Dataset rows about figures
****
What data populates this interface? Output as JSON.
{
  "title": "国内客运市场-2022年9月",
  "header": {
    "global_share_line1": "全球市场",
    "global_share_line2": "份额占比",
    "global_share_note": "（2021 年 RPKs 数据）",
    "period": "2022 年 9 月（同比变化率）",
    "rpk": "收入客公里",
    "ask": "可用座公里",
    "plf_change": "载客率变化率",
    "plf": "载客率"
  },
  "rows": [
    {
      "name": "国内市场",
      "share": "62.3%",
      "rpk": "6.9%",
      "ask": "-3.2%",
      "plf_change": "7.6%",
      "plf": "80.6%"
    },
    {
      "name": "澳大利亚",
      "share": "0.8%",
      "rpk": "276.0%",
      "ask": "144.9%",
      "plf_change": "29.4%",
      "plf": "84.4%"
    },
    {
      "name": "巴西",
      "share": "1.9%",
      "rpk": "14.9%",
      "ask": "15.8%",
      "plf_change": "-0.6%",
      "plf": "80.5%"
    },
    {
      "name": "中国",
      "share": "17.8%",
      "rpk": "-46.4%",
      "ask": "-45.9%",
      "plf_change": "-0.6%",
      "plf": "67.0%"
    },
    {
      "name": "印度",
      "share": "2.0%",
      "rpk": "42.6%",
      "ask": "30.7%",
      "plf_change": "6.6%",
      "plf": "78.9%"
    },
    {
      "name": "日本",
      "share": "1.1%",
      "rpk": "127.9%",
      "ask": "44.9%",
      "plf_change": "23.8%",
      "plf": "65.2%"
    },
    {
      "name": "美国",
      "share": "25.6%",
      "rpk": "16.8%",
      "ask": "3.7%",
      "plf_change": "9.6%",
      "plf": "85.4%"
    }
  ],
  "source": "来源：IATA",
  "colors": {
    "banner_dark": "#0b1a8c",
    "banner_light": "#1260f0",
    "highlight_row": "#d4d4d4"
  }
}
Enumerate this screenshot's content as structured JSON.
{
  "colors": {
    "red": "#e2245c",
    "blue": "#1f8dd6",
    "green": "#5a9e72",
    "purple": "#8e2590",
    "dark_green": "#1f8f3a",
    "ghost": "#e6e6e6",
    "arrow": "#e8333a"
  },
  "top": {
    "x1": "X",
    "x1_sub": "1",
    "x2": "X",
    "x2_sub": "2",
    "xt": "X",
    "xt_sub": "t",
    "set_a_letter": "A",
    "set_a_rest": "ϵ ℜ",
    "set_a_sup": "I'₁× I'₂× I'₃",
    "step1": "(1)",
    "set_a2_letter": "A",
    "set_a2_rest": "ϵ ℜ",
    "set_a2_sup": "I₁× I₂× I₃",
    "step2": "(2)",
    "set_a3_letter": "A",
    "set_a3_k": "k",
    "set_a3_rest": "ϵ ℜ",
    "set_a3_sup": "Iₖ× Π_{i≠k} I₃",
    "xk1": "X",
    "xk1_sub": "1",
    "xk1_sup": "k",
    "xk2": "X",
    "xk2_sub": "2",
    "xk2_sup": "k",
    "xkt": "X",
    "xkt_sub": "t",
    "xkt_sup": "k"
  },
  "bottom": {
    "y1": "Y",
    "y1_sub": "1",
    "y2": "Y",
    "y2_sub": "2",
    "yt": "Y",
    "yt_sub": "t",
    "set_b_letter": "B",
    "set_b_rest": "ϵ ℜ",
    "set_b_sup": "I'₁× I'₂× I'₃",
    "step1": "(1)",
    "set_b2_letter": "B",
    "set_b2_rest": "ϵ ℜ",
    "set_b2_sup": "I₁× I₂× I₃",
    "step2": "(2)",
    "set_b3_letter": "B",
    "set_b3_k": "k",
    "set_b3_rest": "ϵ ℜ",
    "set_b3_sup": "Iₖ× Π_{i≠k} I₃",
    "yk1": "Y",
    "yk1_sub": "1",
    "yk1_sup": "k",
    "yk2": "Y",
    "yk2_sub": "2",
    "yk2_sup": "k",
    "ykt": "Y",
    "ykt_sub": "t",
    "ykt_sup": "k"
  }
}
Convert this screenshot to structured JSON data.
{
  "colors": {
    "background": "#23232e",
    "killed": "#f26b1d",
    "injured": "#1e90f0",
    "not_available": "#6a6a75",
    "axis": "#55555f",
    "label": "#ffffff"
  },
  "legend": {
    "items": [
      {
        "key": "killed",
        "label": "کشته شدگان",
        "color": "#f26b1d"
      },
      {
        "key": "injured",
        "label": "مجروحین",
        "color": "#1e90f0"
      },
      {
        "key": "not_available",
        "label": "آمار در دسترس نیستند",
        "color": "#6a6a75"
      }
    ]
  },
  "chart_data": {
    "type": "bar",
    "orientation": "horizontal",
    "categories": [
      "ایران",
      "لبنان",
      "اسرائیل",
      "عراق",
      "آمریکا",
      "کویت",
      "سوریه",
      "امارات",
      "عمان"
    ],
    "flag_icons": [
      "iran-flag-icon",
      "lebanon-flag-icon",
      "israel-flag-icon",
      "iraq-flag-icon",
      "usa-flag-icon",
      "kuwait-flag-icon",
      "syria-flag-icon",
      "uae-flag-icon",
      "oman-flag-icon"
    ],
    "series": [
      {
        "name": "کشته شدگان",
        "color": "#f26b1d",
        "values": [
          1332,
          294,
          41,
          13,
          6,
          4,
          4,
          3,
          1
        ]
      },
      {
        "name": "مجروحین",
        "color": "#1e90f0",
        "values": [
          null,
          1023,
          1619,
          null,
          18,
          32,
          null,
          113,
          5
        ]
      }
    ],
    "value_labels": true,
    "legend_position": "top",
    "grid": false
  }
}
****
What you will do: Repeat the entries shown above, every one, word for word.

Written answer:
What data populates this interface? Output as JSON.
{
  "title": "国内客运市场-2022年9月",
  "header": {
    "global_share_line1": "全球市场",
    "global_share_line2": "份额占比",
    "global_share_note": "（2021 年 RPKs 数据）",
    "period": "2022 年 9 月（同比变化率）",
    "rpk": "收入客公里",
    "ask": "可用座公里",
    "plf_change": "载客率变化率",
    "plf": "载客率"
  },
  "rows": [
    {
      "name": "国内市场",
      "share": "62.3%",
      "rpk": "6.9%",
      "ask": "-3.2%",
      "plf_change": "7.6%",
      "plf": "80.6%"
    },
    {
      "name": "澳大利亚",
      "share": "0.8%",
      "rpk": "276.0%",
      "ask": "144.9%",
      "plf_change": "29.4%",
      "plf": "84.4%"
    },
    {
      "name": "巴西",
      "share": "1.9%",
      "rpk": "14.9%",
      "ask": "15.8%",
      "plf_change": "-0.6%",
      "plf": "80.5%"
    },
    {
      "name": "中国",
      "share": "17.8%",
      "rpk": "-46.4%",
      "ask": "-45.9%",
      "plf_change": "-0.6%",
      "plf": "67.0%"
    },
    {
      "name": "印度",
      "share": "2.0%",
      "rpk": "42.6%",
      "ask": "30.7%",
      "plf_change": "6.6%",
      "plf": "78.9%"
    },
    {
      "name": "日本",
      "share": "1.1%",
      "rpk": "127.9%",
      "ask": "44.9%",
      "plf_change": "23.8%",
      "plf": "65.2%"
    },
    {
      "name": "美国",
      "share": "25.6%",
      "rpk": "16.8%",
      "ask": "3.7%",
      "plf_change": "9.6%",
      "plf": "85.4%"
    }
  ],
  "source": "来源：IATA",
  "colors": {
    "banner_dark": "#0b1a8c",
    "banner_light": "#1260f0",
    "highlight_row": "#d4d4d4"
  }
}
Enumerate this screenshot's content as structured JSON.
{
  "colors": {
    "red": "#e2245c",
    "blue": "#1f8dd6",
    "green": "#5a9e72",
    "purple": "#8e2590",
    "dark_green": "#1f8f3a",
    "ghost": "#e6e6e6",
    "arrow": "#e8333a"
  },
  "top": {
    "x1": "X",
    "x1_sub": "1",
    "x2": "X",
    "x2_sub": "2",
    "xt": "X",
    "xt_sub": "t",
    "set_a_letter": "A",
    "set_a_rest": "ϵ ℜ",
    "set_a_sup": "I'₁× I'₂× I'₃",
    "step1": "(1)",
    "set_a2_letter": "A",
    "set_a2_rest": "ϵ ℜ",
    "set_a2_sup": "I₁× I₂× I₃",
    "step2": "(2)",
    "set_a3_letter": "A",
    "set_a3_k": "k",
    "set_a3_rest": "ϵ ℜ",
    "set_a3_sup": "Iₖ× Π_{i≠k} I₃",
    "xk1": "X",
    "xk1_sub": "1",
    "xk1_sup": "k",
    "xk2": "X",
    "xk2_sub": "2",
    "xk2_sup": "k",
    "xkt": "X",
    "xkt_sub": "t",
    "xkt_sup": "k"
  },
  "bottom": {
    "y1": "Y",
    "y1_sub": "1",
    "y2": "Y",
    "y2_sub": "2",
    "yt": "Y",
    "yt_sub": "t",
    "set_b_letter": "B",
    "set_b_rest": "ϵ ℜ",
    "set_b_sup": "I'₁× I'₂× I'₃",
    "step1": "(1)",
    "set_b2_letter": "B",
    "set_b2_rest": "ϵ ℜ",
    "set_b2_sup": "I₁× I₂× I₃",
    "step2": "(2)",
    "set_b3_letter": "B",
    "set_b3_k": "k",
    "set_b3_rest": "ϵ ℜ",
    "set_b3_sup": "Iₖ× Π_{i≠k} I₃",
    "yk1": "Y",
    "yk1_sub": "1",
    "yk1_sup": "k",
    "yk2": "Y",
    "yk2_sub": "2",
    "yk2_sup": "k",
    "ykt": "Y",
    "ykt_sub": "t",
    "ykt_sup": "k"
  }
}
Convert this screenshot to structured JSON data.
{
  "colors": {
    "background": "#23232e",
    "killed": "#f26b1d",
    "injured": "#1e90f0",
    "not_available": "#6a6a75",
    "axis": "#55555f",
    "label": "#ffffff"
  },
  "legend": {
    "items": [
      {
        "key": "killed",
        "label": "کشته شدگان",
        "color": "#f26b1d"
      },
      {
        "key": "injured",
        "label": "مجروحین",
        "color": "#1e90f0"
      },
      {
        "key": "not_available",
        "label": "آمار در دسترس نیستند",
        "color": "#6a6a75"
      }
    ]
  },
  "chart_data": {
    "type": "bar",
    "orientation": "horizontal",
    "categories": [
      "ایران",
      "لبنان",
      "اسرائیل",
      "عراق",
      "آمریکا",
      "کویت",
      "سوریه",
      "امارات",
      "عمان"
    ],
    "flag_icons": [
      "iran-flag-icon",
      "lebanon-flag-icon",
      "israel-flag-icon",
      "iraq-flag-icon",
      "usa-flag-icon",
      "kuwait-flag-icon",
      "syria-flag-icon",
      "uae-flag-icon",
      "oman-flag-icon"
    ],
    "series": [
      {
        "name": "کشته شدگان",
        "color": "#f26b1d",
        "values": [
          1332,
          294,
          41,
          13,
          6,
          4,
          4,
          3,
          1
        ]
      },
      {
        "name": "مجروحین",
        "color": "#1e90f0",
        "values": [
          null,
          1023,
          1619,
          null,
          18,
          32,
          null,
          113,
          5
        ]
      }
    ],
    "value_labels": true,
    "legend_position": "top",
    "grid": false
  }
}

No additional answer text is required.